TEXT SECTION:
********

A magnificent view of Suzdal opens from the bank of the Kamenka. The panorama of bell-towers and cupolas of innumerable churches with tops of trees showing here and there unfolds in a continuous row stretching as far the eye can see. One of the oldest towns in north-east Russia, in the 11th century Suzdal was the capital of the Rostov-Suzdal Principality. When the centre of political life was trans¬ferred to Vladimir, Suzdal could no longer play the role it had played in the earlier years. In the 14th century its lands were annexed by Moscow and it was reduced to the position of an ordinary district centre in the Moscow state. The importance of Suzdal lies primarily in its being a guardian of old traditions, a town-museum possessing many excellent architectural monuments, with chronology ranging from the 13th to the 18th century.
History of Suzdal
The place from which the town had started is now the territory of the Kremlin. It was here that Prince Vladimir Monomachus erected a cathedral which stood from the late 11th century to the beginning of the 13th century.
In 1222—1225, Prince Georgi Vsevolodovich built a new church on the same site—the Cathedral of the Nativity of the Virgin. It has survived till our time, though not intact. In the early 16th century, the walls were dismantled in their upper part and then rebuilt. In the 18th century the cathedral was given onion-shaped domes. The outer decor mainly consists of details hewn in white limestone.

********

(Dataset entries)
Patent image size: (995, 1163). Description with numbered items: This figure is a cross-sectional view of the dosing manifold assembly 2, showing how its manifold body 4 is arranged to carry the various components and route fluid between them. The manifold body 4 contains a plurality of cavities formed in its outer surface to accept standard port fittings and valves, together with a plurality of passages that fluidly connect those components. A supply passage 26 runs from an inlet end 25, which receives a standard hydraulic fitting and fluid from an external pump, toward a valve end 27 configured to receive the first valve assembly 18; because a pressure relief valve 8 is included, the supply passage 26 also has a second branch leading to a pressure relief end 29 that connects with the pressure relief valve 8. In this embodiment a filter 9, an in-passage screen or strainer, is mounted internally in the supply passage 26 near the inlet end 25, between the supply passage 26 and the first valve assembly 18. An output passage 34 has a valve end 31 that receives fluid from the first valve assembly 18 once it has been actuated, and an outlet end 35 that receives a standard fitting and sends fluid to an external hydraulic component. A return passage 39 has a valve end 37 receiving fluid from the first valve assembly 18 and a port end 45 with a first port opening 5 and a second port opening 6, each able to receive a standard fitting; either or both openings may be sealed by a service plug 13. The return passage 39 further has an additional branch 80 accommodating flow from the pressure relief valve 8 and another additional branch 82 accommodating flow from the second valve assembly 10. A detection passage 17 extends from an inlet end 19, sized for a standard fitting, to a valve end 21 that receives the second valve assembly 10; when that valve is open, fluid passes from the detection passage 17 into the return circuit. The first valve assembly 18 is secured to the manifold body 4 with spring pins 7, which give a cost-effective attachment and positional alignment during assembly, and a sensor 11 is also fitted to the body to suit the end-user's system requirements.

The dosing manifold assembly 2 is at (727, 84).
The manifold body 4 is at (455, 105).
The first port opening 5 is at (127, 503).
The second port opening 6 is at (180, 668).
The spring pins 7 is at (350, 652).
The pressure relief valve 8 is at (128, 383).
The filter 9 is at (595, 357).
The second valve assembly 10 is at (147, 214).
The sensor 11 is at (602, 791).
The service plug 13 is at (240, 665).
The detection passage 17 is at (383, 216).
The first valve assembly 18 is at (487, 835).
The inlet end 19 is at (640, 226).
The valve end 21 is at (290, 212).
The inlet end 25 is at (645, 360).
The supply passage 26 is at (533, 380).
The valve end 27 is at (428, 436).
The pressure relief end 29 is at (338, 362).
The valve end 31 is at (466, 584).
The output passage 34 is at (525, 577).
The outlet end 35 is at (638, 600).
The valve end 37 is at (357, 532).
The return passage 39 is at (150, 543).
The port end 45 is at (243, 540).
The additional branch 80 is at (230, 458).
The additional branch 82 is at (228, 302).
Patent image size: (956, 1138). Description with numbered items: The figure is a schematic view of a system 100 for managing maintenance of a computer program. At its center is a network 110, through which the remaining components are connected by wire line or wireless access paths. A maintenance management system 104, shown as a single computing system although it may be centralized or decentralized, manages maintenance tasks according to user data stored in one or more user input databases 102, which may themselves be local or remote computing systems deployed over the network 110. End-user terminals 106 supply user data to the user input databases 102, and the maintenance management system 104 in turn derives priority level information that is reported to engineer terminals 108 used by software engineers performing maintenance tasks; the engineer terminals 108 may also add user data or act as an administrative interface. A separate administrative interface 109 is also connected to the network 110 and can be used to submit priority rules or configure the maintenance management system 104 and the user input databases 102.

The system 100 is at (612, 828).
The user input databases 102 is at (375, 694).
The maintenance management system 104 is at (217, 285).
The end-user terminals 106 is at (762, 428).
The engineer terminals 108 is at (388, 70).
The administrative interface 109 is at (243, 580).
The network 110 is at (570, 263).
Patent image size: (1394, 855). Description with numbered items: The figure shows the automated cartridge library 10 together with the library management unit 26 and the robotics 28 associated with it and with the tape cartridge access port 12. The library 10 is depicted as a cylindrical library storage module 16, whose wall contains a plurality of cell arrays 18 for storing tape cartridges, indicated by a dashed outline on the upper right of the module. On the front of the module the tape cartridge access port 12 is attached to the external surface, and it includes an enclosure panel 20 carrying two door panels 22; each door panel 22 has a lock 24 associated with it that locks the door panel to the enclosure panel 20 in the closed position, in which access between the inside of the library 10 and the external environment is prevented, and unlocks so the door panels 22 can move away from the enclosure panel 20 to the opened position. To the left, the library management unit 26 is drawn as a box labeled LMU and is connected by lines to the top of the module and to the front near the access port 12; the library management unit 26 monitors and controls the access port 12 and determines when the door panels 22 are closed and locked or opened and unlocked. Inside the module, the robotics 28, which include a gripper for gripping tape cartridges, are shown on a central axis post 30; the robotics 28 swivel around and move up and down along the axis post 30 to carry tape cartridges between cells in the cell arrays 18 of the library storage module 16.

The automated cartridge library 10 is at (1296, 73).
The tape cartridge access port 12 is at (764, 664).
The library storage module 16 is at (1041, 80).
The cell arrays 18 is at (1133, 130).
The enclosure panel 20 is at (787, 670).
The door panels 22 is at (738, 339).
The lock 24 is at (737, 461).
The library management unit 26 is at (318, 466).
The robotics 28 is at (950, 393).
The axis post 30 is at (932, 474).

********

Pick up the text about Suzdal right after its last sentence and keep it going. The data is separate from the text about Suzdal.

Among specimens of ancient Russian art gathered in the cathedral there is a unique masterpiece of 13th century craftsmen—the “Golden” Gates in the west and south portals. The huge two-leaved doors have the facing of copper plates decorated with numerous scenes. The pictures with exquisite golden lines gleaming against a dark background are remarkable for the elegance of draftsmanship. Originally the church was frescoed in 1233. The existing murals were first executed in 1635—1636 and then repainted in the 18th and 19th centuries.
None of the wooden houses that were built when the town began to grow in the 14th and 15th centuries has survived the tempests of time. The 16th century was marked by a stone construction boom in the monasteries.
From the higher left bank of the Kamenka there is an excellent view of the Convent of the Intercession whose main buildings—the Holy Gates, the Church of the Annunciation and the Cathedral of the Intercession—were erected in the first two decades of the 16th century by commission of Grand Prince Vasily III.
Large-scale construction works at the convent were carried on till the mid-16th century. Among the buildings dating from that period are the Church of the Immaculate Conception, the bell-tower of original design, the walls, and the towers. Alterations and additions were also made in the 17th and 18th centuries.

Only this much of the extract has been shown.